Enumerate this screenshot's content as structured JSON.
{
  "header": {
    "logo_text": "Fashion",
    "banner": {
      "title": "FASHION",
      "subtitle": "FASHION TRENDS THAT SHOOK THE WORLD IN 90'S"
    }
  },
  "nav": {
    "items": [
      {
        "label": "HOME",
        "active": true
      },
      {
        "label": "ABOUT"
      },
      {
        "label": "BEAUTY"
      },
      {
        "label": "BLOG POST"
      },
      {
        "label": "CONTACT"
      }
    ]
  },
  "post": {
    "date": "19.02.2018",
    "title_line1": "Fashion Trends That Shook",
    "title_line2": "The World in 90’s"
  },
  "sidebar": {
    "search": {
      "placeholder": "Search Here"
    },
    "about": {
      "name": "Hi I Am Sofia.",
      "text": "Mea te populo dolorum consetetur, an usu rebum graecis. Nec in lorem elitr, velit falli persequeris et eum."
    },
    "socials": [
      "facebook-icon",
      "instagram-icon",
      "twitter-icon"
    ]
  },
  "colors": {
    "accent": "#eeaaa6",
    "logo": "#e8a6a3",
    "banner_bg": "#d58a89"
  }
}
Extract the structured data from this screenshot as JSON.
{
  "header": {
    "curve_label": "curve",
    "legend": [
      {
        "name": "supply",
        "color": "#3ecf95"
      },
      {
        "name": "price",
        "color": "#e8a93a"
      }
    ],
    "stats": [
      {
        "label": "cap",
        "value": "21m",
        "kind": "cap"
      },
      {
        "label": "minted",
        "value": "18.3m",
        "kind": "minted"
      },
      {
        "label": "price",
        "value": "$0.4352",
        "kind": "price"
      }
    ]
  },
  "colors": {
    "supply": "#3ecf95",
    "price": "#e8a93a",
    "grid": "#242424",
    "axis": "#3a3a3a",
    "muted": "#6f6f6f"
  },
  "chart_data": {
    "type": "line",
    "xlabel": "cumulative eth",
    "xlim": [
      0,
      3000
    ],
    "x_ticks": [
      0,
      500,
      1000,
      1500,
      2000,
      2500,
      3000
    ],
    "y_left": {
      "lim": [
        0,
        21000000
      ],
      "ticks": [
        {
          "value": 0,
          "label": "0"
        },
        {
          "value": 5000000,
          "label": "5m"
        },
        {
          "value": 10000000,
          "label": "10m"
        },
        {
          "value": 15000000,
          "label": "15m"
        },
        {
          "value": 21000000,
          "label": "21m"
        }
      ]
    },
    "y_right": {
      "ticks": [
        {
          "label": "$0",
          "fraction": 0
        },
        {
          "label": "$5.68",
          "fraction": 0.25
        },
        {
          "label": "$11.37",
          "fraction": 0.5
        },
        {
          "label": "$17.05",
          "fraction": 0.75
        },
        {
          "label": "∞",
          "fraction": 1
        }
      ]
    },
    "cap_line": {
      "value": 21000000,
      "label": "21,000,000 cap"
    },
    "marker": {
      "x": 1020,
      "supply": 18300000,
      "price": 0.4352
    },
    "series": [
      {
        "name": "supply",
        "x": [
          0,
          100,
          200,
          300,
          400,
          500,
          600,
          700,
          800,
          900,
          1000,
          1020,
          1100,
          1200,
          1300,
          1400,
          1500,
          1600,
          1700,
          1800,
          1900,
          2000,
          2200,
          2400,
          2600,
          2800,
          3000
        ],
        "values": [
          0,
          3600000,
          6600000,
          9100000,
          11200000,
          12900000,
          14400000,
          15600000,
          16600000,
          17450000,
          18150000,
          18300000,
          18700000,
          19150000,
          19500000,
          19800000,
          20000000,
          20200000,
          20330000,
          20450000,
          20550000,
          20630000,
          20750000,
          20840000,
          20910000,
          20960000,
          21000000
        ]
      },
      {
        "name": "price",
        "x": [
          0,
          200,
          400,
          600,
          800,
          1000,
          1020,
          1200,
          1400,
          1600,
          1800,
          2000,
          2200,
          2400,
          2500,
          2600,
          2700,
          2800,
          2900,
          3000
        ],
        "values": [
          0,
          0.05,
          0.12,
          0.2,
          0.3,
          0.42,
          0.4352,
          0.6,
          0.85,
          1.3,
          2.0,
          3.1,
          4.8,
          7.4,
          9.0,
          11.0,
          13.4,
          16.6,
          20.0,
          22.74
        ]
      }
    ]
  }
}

-=-=-

WHAT YOU NEED TO DO: Exactly reproduce the material above.

EXERCISE RESPONSE:
Enumerate this screenshot's content as structured JSON.
{
  "header": {
    "logo_text": "Fashion",
    "banner": {
      "title": "FASHION",
      "subtitle": "FASHION TRENDS THAT SHOOK THE WORLD IN 90'S"
    }
  },
  "nav": {
    "items": [
      {
        "label": "HOME",
        "active": true
      },
      {
        "label": "ABOUT"
      },
      {
        "label": "BEAUTY"
      },
      {
        "label": "BLOG POST"
      },
      {
        "label": "CONTACT"
      }
    ]
  },
  "post": {
    "date": "19.02.2018",
    "title_line1": "Fashion Trends That Shook",
    "title_line2": "The World in 90’s"
  },
  "sidebar": {
    "search": {
      "placeholder": "Search Here"
    },
    "about": {
      "name": "Hi I Am Sofia.",
      "text": "Mea te populo dolorum consetetur, an usu rebum graecis. Nec in lorem elitr, velit falli persequeris et eum."
    },
    "socials": [
      "facebook-icon",
      "instagram-icon",
      "twitter-icon"
    ]
  },
  "colors": {
    "accent": "#eeaaa6",
    "logo": "#e8a6a3",
    "banner_bg": "#d58a89"
  }
}
Extract the structured data from this screenshot as JSON.
{
  "header": {
    "curve_label": "curve",
    "legend": [
      {
        "name": "supply",
        "color": "#3ecf95"
      },
      {
        "name": "price",
        "color": "#e8a93a"
      }
    ],
    "stats": [
      {
        "label": "cap",
        "value": "21m",
        "kind": "cap"
      },
      {
        "label": "minted",
        "value": "18.3m",
        "kind": "minted"
      },
      {
        "label": "price",
        "value": "$0.4352",
        "kind": "price"
      }
    ]
  },
  "colors": {
    "supply": "#3ecf95",
    "price": "#e8a93a",
    "grid": "#242424",
    "axis": "#3a3a3a",
    "muted": "#6f6f6f"
  },
  "chart_data": {
    "type": "line",
    "xlabel": "cumulative eth",
    "xlim": [
      0,
      3000
    ],
    "x_ticks": [
      0,
      500,
      1000,
      1500,
      2000,
      2500,
      3000
    ],
    "y_left": {
      "lim": [
        0,
        21000000
      ],
      "ticks": [
        {
          "value": 0,
          "label": "0"
        },
        {
          "value": 5000000,
          "label": "5m"
        },
        {
          "value": 10000000,
          "label": "10m"
        },
        {
          "value": 15000000,
          "label": "15m"
        },
        {
          "value": 21000000,
          "label": "21m"
        }
      ]
    },
    "y_right": {
      "ticks": [
        {
          "label": "$0",
          "fraction": 0
        },
        {
          "label": "$5.68",
          "fraction": 0.25
        },
        {
          "label": "$11.37",
          "fraction": 0.5
        },
        {
          "label": "$17.05",
          "fraction": 0.75
        },
        {
          "label": "∞",
          "fraction": 1
        }
      ]
    },
    "cap_line": {
      "value": 21000000,
      "label": "21,000,000 cap"
    },
    "marker": {
      "x": 1020,
      "supply": 18300000,
      "price": 0.4352
    },
    "series": [
      {
        "name": "supply",
        "x": [
          0,
          100,
          200,
          300,
          400,
          500,
          600,
          700,
          800,
          900,
          1000,
          1020,
          1100,
          1200,
          1300,
          1400,
          1500,
          1600,
          1700,
          1800,
          1900,
          2000,
          2200,
          2400,
          2600,
          2800,
          3000
        ],
        "values": [
          0,
          3600000,
          6600000,
          9100000,
          11200000,
          12900000,
          14400000,
          15600000,
          16600000,
          17450000,
          18150000,
          18300000,
          18700000,
          19150000,
          19500000,
          19800000,
          20000000,
          20200000,
          20330000,
          20450000,
          20550000,
          20630000,
          20750000,
          20840000,
          20910000,
          20960000,
          21000000
        ]
      },
      {
        "name": "price",
        "x": [
          0,
          200,
          400,
          600,
          800,
          1000,
          1020,
          1200,
          1400,
          1600,
          1800,
          2000,
          2200,
          2400,
          2500,
          2600,
          2700,
          2800,
          2900,
          3000
        ],
        "values": [
          0,
          0.05,
          0.12,
          0.2,
          0.3,
          0.42,
          0.4352,
          0.6,
          0.85,
          1.3,
          2.0,
          3.1,
          4.8,
          7.4,
          9.0,
          11.0,
          13.4,
          16.6,
          20.0,
          22.74
        ]
      }
    ]
  }
}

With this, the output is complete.